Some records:
□ □ □ □ □
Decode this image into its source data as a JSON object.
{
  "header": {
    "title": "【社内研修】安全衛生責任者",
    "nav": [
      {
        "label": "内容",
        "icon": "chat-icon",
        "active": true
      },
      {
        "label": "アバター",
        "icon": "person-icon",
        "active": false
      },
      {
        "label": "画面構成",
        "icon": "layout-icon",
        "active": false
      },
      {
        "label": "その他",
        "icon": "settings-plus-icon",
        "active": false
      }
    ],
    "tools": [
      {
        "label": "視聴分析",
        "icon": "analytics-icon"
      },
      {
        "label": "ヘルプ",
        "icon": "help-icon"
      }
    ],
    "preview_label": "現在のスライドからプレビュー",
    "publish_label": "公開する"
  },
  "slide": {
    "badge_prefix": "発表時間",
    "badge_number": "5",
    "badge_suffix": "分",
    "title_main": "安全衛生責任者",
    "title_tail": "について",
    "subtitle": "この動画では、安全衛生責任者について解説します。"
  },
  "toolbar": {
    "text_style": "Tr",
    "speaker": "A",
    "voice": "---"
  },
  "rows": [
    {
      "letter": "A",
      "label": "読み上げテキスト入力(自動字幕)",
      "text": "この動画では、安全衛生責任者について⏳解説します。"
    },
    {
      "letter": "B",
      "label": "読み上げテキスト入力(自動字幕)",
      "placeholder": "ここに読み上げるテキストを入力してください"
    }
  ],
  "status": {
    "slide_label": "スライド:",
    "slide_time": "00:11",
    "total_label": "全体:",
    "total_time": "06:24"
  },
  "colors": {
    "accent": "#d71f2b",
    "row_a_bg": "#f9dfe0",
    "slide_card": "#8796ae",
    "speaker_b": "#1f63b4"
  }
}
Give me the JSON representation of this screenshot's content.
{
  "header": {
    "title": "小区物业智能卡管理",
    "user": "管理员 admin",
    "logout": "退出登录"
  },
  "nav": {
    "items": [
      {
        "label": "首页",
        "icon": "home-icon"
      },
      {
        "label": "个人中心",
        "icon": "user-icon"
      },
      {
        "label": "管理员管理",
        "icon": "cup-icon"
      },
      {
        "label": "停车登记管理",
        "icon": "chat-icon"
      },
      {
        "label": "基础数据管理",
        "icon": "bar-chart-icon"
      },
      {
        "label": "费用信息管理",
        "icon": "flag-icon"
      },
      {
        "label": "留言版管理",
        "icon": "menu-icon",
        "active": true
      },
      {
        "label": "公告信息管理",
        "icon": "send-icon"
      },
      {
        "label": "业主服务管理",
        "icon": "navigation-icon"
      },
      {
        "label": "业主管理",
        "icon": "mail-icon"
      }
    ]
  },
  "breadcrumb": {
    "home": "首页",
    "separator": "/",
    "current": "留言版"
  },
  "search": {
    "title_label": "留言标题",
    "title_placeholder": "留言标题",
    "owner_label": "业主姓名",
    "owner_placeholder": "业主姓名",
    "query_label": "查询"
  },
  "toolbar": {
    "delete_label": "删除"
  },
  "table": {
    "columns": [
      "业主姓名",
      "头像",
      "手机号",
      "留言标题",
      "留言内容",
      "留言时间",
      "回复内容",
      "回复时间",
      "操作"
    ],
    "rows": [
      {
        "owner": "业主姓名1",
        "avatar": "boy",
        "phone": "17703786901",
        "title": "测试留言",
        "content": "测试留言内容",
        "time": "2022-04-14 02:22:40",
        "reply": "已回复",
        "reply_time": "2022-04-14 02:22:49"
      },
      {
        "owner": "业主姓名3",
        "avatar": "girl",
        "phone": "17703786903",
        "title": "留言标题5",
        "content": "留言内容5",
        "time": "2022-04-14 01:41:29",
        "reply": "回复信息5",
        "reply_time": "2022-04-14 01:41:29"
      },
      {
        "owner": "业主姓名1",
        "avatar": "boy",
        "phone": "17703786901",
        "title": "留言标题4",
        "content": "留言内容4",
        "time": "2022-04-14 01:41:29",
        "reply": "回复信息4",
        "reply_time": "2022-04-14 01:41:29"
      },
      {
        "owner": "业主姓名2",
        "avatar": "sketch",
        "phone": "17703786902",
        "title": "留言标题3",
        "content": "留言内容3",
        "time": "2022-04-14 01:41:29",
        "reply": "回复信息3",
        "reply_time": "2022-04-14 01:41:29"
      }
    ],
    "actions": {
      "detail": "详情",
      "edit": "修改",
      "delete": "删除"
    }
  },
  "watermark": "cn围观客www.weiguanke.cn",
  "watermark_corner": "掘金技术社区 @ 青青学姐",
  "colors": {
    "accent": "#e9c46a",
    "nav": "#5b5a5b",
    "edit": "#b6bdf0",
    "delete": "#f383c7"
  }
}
□ □ □ □ □
- GOAL:
The answer is a single number, the count of lines in the records that contain the string "avatar".

- COMPLETE RESPONSE:
4